» **Written task**: Using the records provided below, locate and copy each line that contains the word "this".

» **Dataset extract**:
★ ★ ★ ★ ★ ★ ★

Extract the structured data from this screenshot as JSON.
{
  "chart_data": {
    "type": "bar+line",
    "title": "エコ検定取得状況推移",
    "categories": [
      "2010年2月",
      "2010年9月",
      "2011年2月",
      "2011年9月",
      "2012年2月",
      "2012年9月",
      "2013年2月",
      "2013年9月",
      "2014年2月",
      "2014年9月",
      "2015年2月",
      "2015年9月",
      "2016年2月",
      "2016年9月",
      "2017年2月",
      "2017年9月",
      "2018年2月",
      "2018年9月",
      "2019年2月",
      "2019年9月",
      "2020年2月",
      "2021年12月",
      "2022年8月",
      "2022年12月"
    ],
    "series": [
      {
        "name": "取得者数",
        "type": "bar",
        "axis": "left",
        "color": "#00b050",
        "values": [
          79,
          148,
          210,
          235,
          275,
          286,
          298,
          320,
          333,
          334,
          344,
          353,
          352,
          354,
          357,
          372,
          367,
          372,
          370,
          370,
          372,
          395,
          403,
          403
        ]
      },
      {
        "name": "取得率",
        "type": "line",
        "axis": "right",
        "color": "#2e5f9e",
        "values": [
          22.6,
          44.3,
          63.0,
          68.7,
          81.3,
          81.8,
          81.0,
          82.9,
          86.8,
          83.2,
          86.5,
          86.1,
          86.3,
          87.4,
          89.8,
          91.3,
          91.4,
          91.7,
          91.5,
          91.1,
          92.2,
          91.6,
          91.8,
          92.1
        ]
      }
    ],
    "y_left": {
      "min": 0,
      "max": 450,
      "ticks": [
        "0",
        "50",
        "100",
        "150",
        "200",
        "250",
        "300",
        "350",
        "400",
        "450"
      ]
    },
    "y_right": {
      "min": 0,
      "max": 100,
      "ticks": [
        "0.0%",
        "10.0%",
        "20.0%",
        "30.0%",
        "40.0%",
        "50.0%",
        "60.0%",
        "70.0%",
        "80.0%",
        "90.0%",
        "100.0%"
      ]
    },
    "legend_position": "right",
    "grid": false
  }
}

★ ★ ★ ★ ★ ★ ★

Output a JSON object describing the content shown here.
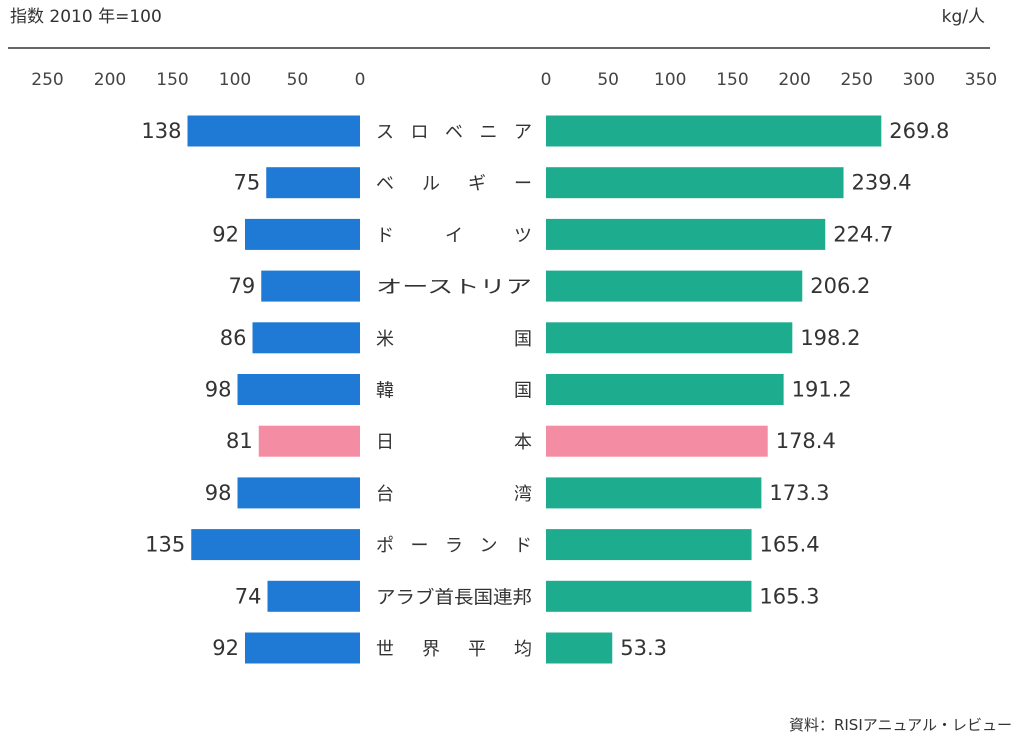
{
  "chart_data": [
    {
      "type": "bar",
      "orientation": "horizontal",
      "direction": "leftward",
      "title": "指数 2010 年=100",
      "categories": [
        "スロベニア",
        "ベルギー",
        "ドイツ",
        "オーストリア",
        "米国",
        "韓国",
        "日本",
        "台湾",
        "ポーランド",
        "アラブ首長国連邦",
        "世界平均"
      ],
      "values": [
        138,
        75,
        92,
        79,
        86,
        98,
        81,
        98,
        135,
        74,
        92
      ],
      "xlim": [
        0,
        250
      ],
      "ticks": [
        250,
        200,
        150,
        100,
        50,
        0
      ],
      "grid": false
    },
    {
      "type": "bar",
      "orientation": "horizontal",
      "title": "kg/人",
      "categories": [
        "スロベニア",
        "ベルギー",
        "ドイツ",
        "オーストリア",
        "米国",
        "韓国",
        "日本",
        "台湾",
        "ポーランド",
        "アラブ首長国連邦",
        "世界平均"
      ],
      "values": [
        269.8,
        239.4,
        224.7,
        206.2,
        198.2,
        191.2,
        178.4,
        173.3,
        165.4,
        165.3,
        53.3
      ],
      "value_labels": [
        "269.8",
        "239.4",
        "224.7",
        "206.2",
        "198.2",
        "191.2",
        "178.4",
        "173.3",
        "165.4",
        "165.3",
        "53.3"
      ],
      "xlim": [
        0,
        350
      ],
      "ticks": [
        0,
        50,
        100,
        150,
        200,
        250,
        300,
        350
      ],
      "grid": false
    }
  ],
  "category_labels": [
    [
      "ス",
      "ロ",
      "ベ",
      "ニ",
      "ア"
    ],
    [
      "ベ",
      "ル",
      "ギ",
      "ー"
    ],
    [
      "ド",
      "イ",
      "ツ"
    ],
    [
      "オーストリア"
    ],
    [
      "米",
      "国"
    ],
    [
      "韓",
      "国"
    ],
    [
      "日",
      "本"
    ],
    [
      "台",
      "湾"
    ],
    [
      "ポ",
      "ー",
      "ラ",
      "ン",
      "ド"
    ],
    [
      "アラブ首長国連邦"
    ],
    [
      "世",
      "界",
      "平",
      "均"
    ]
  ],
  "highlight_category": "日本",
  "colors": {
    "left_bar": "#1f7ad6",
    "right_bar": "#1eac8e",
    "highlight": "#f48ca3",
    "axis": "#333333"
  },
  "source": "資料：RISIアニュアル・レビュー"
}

★ ★ ★ ★ ★ ★ ★

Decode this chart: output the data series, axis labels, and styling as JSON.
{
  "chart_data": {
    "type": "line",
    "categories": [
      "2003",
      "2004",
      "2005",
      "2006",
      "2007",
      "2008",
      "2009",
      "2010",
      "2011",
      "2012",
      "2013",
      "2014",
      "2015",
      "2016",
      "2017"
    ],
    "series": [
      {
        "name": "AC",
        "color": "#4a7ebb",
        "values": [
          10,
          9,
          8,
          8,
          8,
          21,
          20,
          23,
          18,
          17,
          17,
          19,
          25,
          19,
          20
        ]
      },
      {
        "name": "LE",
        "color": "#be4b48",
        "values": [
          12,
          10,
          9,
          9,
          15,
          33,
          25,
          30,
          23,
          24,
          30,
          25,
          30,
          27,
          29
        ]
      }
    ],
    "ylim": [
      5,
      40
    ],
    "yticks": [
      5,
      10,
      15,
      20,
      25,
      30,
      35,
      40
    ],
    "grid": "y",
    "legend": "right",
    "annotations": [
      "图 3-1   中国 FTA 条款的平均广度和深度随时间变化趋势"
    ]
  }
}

★ ★ ★ ★ ★ ★ ★

» **Finished task**:
Extract the structured data from this screenshot as JSON.
Decode this chart: output the data series, axis labels, and styling as JSON.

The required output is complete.